__Aim__
Reply with one number: the count of lines in the data that hold the string "Period".

* Begin Records shown *

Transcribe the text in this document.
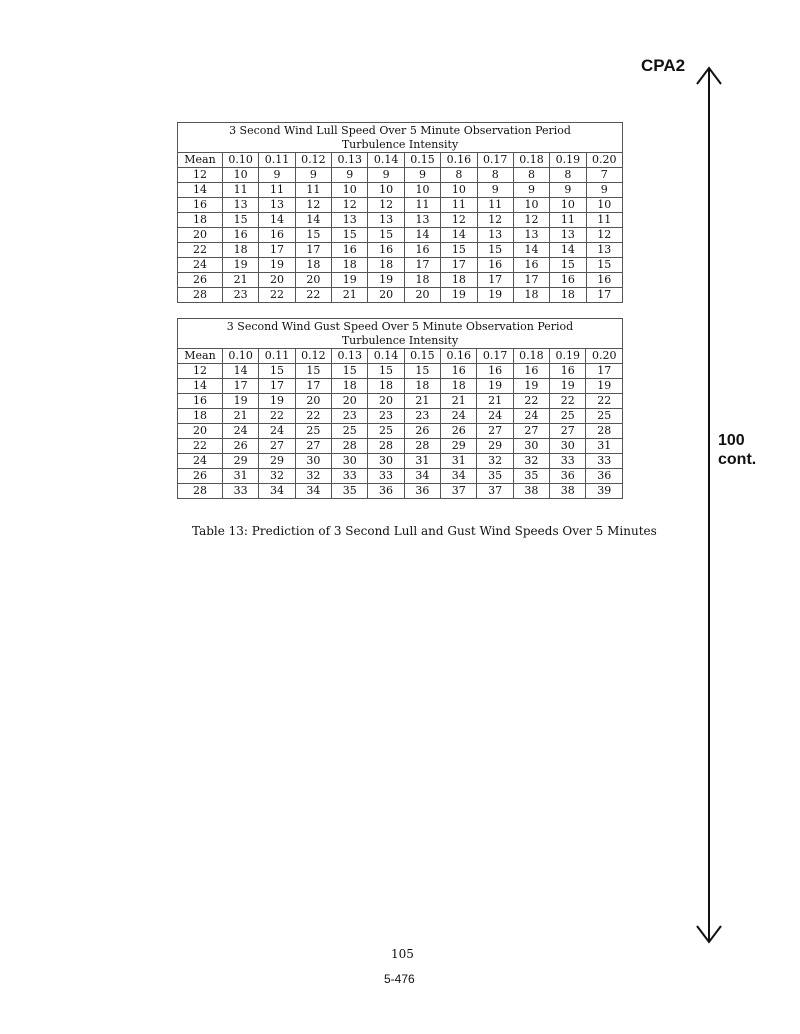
CPA2
100
cont.
3 Second Wind Lull Speed Over 5 Minute Observation Period											
Turbulence Intensity											
Mean	0.10	0.11	0.12	0.13	0.14	0.15	0.16	0.17	0.18	0.19	0.20
12	10	9	9	9	9	9	8	8	8	8	7
14	11	11	11	10	10	10	10	9	9	9	9
16	13	13	12	12	12	11	11	11	10	10	10
18	15	14	14	13	13	13	12	12	12	11	11
20	16	16	15	15	15	14	14	13	13	13	12
22	18	17	17	16	16	16	15	15	14	14	13
24	19	19	18	18	18	17	17	16	16	15	15
26	21	20	20	19	19	18	18	17	17	16	16
28	23	22	22	21	20	20	19	19	18	18	17
3 Second Wind Gust Speed Over 5 Minute Observation Period											
Turbulence Intensity											
Mean	0.10	0.11	0.12	0.13	0.14	0.15	0.16	0.17	0.18	0.19	0.20
12	14	15	15	15	15	15	16	16	16	16	17
14	17	17	17	18	18	18	18	19	19	19	19
16	19	19	20	20	20	21	21	21	22	22	22
18	21	22	22	23	23	23	24	24	24	25	25
20	24	24	25	25	25	26	26	27	27	27	28
22	26	27	27	28	28	28	29	29	30	30	31
24	29	29	30	30	30	31	31	32	32	33	33
26	31	32	32	33	33	34	34	35	35	36	36
28	33	34	34	35	36	36	37	37	38	38	39
Table 13: Prediction of 3 Second Lull and Gust Wind Speeds Over 5 Minutes
105
5-476
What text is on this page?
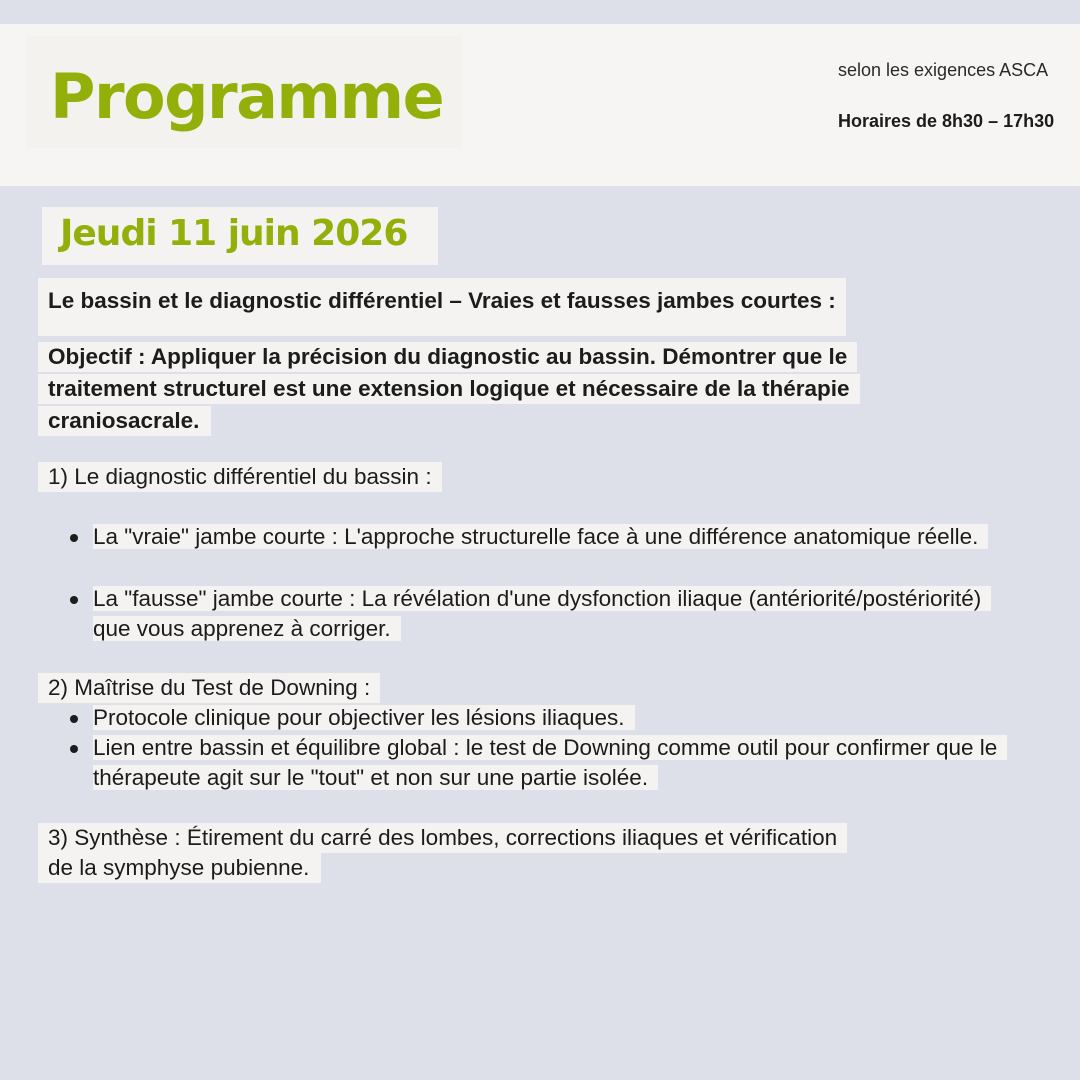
Programme	selon les exigences ASCA
Horaires de 8h30 – 17h30
Jeudi 11 juin 2026
Le bassin et le diagnostic différentiel – Vraies et fausses jambes courtes :
Objectif : Appliquer la précision du diagnostic au bassin. Démontrer que le
traitement structurel est une extension logique et nécessaire de la thérapie
craniosacrale.
1) Le diagnostic différentiel du bassin :
La "vraie" jambe courte : L'approche structurelle face à une différence anatomique réelle.
La "fausse" jambe courte : La révélation d'une dysfonction iliaque (antériorité/postériorité) que vous apprenez à corriger.
2) Maîtrise du Test de Downing :
Protocole clinique pour objectiver les lésions iliaques.
Lien entre bassin et équilibre global : le test de Downing comme outil pour confirmer que le thérapeute agit sur le "tout" et non sur une partie isolée.
3) Synthèse : Étirement du carré des lombes, corrections iliaques et vérification
de la symphyse pubienne.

* End Records shown *

__Solution to this exercise__
2